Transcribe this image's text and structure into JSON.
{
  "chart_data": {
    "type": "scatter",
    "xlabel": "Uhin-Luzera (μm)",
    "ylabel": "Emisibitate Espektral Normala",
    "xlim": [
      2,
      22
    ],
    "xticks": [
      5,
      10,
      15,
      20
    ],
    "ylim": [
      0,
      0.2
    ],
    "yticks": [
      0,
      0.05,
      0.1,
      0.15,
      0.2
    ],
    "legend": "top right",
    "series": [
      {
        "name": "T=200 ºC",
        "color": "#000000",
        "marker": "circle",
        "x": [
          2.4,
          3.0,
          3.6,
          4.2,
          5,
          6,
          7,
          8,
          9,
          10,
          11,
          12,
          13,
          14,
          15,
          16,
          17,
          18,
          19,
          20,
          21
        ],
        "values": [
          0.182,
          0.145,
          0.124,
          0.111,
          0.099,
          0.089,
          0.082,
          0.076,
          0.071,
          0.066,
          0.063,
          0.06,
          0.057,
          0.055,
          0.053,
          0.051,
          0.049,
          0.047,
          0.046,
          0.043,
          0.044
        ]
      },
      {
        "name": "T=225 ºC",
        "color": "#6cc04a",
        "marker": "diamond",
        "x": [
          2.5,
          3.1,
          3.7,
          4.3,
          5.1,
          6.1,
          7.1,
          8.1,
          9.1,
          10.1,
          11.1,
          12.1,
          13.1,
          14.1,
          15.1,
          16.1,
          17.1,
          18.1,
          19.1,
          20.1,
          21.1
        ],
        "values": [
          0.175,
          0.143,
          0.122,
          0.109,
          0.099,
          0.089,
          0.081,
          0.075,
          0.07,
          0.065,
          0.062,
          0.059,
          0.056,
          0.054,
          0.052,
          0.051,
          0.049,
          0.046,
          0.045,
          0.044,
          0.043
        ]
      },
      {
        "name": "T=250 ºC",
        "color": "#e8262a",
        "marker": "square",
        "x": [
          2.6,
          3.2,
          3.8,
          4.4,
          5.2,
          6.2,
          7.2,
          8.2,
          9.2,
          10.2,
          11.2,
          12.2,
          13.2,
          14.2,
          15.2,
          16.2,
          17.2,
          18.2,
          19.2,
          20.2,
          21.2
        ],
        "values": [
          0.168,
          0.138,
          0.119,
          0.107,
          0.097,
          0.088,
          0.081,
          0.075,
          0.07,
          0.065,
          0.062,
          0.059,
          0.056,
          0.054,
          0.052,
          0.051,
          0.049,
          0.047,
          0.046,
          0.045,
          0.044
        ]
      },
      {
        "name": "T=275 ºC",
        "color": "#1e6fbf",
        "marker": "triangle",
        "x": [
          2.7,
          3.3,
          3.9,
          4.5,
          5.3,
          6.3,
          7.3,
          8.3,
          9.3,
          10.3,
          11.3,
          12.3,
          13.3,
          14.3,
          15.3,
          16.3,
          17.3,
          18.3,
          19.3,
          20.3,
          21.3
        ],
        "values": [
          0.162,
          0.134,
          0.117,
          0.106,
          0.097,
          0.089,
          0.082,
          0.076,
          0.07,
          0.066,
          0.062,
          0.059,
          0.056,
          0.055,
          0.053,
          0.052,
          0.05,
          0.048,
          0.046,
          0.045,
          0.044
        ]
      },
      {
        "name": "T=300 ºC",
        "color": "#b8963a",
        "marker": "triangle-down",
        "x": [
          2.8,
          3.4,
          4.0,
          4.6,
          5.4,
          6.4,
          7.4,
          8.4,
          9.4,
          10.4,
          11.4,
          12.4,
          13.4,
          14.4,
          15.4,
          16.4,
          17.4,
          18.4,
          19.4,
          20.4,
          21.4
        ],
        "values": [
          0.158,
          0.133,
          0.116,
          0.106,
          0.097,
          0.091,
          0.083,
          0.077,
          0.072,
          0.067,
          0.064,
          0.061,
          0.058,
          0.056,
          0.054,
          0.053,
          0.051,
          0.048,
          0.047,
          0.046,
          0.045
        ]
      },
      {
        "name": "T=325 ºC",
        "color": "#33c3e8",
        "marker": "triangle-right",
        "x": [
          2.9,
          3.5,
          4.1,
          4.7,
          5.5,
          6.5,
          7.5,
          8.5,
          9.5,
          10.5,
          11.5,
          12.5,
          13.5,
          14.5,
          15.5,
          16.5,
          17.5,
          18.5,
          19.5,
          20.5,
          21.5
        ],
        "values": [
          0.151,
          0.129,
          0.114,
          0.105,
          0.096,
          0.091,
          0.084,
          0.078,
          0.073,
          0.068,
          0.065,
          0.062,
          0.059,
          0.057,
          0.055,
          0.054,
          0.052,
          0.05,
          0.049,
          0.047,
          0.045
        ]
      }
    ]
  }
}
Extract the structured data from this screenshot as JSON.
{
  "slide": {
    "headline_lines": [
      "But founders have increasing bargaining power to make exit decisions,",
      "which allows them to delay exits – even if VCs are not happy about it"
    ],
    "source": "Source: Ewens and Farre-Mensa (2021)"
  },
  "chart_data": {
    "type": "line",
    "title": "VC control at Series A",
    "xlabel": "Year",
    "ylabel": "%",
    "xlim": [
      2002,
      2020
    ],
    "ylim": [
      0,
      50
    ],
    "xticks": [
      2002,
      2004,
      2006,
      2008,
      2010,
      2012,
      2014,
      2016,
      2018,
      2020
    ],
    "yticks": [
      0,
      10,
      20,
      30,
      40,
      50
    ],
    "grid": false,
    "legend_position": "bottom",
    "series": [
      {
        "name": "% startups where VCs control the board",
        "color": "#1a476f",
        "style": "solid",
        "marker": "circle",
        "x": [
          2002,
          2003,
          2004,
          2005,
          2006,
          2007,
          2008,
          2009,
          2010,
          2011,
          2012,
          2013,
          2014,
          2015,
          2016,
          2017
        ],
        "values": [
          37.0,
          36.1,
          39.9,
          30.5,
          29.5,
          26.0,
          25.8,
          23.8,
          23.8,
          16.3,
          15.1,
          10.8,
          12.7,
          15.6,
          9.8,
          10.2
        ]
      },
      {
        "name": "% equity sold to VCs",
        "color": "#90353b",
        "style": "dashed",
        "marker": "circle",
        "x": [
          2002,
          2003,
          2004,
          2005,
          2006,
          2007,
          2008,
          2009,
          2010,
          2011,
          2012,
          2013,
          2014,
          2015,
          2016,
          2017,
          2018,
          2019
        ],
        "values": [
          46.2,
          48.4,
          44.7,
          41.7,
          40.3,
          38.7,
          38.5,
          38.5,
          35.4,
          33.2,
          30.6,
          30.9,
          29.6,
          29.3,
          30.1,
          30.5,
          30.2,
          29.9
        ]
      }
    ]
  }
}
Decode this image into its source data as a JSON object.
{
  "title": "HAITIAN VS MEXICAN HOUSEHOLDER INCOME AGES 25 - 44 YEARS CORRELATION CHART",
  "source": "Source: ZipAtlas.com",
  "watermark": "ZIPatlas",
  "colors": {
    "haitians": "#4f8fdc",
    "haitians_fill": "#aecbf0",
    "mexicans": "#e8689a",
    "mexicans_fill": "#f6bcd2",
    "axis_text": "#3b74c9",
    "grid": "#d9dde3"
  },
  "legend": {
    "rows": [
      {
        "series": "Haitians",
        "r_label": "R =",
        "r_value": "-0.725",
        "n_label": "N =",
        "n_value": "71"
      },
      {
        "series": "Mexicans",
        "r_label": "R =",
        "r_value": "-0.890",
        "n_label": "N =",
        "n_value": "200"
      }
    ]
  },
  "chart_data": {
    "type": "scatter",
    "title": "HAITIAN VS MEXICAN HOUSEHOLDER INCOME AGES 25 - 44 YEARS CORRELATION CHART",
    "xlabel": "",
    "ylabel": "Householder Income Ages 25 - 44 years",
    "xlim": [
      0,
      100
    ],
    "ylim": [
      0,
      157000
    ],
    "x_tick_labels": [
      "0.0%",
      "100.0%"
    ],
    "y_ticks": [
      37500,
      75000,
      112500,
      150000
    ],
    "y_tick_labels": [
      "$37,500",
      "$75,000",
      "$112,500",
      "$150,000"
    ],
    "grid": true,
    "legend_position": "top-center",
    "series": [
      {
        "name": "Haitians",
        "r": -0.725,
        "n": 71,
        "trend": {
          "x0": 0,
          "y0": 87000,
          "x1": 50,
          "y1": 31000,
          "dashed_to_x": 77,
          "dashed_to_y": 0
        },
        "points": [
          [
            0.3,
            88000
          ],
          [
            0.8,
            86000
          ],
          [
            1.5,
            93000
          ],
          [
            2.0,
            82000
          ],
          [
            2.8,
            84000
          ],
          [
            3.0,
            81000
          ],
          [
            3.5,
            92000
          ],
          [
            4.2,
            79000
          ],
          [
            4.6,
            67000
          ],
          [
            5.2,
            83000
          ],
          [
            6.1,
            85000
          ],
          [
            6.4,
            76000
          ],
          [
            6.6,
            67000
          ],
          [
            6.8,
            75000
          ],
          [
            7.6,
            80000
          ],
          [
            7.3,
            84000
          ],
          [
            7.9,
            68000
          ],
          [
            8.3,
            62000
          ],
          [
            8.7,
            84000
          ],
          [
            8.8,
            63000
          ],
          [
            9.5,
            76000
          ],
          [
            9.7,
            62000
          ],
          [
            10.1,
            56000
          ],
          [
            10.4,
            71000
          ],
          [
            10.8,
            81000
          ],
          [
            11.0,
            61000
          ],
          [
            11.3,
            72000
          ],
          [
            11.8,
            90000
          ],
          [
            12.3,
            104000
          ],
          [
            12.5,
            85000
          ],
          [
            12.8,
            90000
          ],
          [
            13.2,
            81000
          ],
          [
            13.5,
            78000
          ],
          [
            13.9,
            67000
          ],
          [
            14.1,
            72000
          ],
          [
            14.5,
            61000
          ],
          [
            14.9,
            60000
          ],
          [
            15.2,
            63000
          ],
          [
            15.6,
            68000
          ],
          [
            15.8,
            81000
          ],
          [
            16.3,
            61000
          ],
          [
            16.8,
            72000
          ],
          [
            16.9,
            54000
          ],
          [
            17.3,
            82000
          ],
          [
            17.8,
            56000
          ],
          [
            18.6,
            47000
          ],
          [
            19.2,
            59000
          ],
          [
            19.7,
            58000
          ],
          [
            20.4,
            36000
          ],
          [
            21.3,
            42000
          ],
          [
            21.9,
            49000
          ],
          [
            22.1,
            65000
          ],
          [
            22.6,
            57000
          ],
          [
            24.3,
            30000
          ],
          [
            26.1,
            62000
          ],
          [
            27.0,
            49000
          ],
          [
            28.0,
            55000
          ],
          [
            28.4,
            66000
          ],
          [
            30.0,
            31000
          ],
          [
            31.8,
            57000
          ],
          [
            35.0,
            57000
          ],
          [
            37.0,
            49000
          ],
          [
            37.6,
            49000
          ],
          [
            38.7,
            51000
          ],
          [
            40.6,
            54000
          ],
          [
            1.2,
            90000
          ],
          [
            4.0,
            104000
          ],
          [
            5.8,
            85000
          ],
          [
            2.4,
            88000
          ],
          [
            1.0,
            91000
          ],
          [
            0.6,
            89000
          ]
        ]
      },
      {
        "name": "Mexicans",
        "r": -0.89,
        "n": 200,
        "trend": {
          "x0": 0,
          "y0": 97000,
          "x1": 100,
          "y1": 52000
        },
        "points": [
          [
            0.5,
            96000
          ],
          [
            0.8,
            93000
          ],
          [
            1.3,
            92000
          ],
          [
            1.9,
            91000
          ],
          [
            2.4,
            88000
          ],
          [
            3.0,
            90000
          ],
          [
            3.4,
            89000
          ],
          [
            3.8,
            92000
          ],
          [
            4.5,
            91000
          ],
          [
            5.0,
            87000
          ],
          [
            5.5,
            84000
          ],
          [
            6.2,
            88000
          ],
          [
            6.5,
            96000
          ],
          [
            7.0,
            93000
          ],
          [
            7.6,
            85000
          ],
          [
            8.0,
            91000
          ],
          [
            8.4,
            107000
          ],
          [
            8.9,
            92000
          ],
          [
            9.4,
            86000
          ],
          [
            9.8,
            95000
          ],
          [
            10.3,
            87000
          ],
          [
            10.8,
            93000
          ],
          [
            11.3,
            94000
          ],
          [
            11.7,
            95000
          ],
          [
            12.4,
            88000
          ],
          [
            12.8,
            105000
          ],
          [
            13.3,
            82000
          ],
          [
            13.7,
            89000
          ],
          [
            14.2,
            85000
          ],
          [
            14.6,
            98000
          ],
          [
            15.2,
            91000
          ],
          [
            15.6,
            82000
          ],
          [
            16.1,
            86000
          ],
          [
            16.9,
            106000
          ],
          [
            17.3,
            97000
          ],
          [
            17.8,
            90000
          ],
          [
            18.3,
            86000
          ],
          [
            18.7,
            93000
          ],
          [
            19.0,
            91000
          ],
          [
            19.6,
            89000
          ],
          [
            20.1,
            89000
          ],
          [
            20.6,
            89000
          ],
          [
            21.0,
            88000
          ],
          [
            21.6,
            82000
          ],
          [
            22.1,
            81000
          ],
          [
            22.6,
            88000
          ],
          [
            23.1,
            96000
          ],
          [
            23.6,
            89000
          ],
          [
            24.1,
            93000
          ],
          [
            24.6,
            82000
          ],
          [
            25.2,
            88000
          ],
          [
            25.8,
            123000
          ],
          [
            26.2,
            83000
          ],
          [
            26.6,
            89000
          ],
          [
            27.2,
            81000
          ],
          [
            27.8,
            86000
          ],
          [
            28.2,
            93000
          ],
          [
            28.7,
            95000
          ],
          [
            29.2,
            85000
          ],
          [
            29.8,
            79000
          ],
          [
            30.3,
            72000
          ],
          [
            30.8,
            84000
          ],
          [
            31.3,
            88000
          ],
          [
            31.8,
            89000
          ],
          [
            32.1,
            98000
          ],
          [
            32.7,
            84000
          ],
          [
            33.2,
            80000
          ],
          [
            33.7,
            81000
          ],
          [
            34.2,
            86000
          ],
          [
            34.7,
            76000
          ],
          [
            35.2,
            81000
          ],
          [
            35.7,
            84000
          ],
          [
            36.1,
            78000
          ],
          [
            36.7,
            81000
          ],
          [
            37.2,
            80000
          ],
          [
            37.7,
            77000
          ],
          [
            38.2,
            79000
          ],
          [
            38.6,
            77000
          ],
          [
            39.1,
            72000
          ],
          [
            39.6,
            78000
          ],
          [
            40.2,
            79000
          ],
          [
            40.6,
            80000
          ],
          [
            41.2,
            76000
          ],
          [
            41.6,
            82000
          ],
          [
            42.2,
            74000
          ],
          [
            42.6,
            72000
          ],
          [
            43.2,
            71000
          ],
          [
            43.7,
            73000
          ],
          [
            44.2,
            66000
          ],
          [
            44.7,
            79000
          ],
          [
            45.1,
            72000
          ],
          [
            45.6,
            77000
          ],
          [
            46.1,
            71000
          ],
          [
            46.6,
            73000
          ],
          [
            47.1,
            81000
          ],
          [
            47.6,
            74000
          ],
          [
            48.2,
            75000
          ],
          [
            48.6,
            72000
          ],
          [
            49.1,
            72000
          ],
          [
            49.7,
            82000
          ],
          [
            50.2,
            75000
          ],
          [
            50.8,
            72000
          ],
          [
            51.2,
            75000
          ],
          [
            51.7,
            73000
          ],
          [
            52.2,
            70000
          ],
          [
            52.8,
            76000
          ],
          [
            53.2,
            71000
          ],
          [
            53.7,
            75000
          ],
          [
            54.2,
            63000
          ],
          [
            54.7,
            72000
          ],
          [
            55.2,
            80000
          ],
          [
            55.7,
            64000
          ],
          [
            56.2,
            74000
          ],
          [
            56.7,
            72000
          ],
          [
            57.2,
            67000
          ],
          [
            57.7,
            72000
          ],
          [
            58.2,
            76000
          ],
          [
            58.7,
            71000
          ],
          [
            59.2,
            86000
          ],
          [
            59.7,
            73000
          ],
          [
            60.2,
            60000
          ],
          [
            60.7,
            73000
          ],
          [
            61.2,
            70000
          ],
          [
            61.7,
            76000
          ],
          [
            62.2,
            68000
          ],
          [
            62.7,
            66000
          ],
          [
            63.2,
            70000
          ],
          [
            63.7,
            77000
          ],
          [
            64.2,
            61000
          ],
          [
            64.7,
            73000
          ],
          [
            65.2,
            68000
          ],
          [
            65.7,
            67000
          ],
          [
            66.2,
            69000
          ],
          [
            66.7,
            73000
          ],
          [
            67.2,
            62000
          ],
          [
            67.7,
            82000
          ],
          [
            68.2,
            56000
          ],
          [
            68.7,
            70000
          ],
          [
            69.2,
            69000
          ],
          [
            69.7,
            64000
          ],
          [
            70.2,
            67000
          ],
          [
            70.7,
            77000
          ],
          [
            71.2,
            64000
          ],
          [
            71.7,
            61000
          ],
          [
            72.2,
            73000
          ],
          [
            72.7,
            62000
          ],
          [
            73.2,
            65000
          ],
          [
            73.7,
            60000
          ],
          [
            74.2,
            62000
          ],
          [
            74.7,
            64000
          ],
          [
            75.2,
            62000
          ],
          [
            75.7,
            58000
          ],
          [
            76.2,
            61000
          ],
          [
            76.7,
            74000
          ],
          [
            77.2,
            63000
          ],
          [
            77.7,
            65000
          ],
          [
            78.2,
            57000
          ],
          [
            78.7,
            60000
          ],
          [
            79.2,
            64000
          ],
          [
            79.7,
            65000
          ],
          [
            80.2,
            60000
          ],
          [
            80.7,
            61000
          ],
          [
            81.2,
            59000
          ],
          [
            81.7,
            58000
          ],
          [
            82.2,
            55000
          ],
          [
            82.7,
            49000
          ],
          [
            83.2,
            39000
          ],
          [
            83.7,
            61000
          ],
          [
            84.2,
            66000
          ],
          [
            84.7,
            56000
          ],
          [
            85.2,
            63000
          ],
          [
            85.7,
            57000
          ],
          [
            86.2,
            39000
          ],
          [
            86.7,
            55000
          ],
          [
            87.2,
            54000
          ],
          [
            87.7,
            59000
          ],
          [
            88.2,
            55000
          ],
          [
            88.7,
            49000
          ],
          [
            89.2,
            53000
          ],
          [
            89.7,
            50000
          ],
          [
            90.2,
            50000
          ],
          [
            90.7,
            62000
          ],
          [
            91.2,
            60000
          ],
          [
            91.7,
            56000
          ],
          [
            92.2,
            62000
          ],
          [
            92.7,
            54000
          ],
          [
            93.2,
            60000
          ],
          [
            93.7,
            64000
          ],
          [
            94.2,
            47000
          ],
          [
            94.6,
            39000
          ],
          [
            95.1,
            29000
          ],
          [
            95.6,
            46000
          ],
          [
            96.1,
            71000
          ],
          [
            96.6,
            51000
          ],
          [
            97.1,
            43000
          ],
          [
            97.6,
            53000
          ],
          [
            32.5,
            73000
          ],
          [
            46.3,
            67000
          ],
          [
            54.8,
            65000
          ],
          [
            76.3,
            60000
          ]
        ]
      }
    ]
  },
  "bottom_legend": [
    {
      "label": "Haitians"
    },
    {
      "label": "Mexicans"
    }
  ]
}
----
What the exercise asks - Copy each line that holds the word "source".

Result below -
    "source": "Source: Ewens and Farre-Mensa (2021)"
Decode this image into its source data as a JSON object.
  "source": "Source: ZipAtlas.com",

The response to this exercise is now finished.